**AIM OF THE TASK:**
This exercise asks for a copy of each line in the records below with the word "autoimmunity" in it.

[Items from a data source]

• • • • •

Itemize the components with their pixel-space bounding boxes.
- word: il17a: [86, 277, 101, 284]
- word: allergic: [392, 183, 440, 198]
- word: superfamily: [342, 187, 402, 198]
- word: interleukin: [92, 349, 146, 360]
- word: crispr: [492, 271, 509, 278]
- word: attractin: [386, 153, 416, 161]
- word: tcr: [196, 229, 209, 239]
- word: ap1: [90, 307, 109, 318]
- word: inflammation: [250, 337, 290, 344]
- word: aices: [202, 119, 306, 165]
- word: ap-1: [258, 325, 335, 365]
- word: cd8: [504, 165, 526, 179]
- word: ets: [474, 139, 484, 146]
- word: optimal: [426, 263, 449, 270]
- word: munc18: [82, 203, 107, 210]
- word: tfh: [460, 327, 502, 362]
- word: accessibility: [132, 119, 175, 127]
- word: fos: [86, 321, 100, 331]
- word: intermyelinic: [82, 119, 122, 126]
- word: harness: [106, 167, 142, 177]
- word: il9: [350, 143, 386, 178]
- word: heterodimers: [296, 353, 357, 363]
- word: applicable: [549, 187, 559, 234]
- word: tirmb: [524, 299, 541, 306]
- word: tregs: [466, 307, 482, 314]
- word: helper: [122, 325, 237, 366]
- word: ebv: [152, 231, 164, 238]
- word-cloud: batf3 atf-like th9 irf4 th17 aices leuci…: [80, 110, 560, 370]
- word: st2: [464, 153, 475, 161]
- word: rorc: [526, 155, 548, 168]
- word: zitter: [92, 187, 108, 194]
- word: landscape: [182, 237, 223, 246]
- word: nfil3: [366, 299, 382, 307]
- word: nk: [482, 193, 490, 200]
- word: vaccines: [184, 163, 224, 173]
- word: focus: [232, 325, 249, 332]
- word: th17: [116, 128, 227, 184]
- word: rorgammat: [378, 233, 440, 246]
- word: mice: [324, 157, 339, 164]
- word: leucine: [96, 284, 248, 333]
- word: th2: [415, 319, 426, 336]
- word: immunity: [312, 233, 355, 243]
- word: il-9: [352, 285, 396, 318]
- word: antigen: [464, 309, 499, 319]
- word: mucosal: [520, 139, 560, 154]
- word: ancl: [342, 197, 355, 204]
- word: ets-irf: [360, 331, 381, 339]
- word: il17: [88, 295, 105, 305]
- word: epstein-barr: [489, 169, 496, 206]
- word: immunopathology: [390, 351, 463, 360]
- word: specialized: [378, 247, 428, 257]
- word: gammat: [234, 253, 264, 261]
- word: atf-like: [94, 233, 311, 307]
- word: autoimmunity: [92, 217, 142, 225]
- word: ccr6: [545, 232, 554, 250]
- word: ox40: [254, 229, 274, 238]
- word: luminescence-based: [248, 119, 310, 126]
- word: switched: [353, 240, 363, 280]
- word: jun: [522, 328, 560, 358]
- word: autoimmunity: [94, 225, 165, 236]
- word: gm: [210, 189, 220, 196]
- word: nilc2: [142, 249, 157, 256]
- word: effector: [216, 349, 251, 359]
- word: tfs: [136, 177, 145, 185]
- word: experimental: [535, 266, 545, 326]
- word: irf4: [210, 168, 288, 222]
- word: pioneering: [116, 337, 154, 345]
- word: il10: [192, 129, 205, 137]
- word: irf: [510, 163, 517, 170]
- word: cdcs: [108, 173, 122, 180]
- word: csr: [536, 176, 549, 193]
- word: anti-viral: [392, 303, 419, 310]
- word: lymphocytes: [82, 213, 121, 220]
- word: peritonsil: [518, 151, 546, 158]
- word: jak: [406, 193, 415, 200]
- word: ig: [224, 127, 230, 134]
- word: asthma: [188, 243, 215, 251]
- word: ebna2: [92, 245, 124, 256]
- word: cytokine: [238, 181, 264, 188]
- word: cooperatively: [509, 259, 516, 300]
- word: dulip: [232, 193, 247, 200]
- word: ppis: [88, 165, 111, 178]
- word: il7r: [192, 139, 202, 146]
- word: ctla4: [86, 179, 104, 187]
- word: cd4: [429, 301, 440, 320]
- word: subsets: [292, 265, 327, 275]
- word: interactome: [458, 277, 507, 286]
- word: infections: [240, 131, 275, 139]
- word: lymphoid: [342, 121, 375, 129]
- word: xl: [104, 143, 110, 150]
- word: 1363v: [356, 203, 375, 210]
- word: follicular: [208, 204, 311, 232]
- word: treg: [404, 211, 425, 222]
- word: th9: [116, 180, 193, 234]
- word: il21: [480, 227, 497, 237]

• • • • •

**SOLUTION TO THIS TASK:**
- word: autoimmunity: [92, 217, 142, 225]
- word: autoimmunity: [94, 225, 165, 236]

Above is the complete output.